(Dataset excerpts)
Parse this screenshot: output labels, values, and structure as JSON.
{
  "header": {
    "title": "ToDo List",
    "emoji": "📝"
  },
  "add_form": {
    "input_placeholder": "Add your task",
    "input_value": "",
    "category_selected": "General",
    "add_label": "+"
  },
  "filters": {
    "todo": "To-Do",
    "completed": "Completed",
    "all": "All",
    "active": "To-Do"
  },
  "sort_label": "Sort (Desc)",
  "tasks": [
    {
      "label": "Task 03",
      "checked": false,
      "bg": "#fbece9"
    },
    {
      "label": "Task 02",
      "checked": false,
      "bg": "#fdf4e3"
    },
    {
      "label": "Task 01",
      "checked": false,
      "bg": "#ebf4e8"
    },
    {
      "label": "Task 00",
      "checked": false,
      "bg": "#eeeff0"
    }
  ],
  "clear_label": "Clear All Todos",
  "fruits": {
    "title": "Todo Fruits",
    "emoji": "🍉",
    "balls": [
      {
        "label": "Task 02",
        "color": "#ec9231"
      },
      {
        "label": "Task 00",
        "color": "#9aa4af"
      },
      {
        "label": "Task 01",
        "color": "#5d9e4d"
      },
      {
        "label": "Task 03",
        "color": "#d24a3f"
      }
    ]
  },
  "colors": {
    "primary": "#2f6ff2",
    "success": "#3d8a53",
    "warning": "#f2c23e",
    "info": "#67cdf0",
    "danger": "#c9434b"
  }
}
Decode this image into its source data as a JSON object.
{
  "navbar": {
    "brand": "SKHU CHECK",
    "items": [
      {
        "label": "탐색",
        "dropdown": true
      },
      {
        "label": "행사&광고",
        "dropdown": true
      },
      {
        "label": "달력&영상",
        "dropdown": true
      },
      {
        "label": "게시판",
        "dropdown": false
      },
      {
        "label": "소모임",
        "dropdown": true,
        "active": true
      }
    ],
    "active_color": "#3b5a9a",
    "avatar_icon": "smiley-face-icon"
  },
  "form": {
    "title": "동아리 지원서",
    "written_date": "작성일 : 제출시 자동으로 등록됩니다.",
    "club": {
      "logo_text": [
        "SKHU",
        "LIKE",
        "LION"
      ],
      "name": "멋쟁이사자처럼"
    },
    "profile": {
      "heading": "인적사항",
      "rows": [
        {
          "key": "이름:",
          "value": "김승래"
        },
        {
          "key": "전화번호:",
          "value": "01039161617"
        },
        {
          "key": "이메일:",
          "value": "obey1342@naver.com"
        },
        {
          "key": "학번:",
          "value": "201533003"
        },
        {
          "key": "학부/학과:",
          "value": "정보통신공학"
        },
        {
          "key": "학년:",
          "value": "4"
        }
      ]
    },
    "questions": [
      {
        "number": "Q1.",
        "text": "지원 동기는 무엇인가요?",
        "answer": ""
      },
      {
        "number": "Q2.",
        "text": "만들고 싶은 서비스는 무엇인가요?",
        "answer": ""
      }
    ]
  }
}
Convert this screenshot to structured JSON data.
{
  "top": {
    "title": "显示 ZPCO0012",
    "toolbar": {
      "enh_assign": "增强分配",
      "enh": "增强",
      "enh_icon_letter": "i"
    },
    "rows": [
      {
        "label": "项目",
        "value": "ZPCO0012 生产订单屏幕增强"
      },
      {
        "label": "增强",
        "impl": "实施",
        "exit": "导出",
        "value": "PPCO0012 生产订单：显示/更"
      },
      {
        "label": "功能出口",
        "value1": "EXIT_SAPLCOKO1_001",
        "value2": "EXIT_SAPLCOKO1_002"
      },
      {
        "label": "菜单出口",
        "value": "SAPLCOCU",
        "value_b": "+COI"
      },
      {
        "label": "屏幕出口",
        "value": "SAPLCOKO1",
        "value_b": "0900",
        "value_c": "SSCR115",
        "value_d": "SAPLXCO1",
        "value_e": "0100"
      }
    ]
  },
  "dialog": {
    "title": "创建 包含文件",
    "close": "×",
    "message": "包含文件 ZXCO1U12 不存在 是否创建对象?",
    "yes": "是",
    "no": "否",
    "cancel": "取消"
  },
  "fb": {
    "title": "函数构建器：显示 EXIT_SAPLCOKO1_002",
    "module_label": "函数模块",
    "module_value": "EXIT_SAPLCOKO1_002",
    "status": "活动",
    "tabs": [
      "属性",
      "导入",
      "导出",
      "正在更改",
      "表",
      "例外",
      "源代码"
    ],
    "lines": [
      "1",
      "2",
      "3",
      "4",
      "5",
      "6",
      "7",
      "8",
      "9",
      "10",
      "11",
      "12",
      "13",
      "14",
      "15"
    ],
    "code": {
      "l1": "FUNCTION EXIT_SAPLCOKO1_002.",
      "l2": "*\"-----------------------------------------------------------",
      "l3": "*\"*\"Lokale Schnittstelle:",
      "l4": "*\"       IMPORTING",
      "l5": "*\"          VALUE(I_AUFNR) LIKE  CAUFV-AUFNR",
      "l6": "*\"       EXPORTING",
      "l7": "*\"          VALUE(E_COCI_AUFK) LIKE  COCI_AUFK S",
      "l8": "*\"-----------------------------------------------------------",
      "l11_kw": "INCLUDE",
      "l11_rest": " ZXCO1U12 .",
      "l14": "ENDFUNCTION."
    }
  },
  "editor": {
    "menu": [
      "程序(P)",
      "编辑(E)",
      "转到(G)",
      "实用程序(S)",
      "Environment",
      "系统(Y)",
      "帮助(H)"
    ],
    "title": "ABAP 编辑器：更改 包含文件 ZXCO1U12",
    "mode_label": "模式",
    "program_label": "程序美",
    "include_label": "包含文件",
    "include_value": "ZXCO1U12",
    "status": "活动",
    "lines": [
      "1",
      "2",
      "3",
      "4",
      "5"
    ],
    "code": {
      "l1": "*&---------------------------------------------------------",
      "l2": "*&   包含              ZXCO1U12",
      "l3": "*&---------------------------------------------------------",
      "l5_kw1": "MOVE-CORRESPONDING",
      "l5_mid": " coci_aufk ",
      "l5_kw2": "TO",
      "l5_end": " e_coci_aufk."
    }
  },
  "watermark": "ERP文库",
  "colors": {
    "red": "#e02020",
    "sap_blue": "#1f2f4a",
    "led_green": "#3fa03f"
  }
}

* Work required: Report each line in the preceding entries that holds the string "무엇인가요".

* Response:
        "text": "지원 동기는 무엇인가요?",
        "text": "만들고 싶은 서비스는 무엇인가요?",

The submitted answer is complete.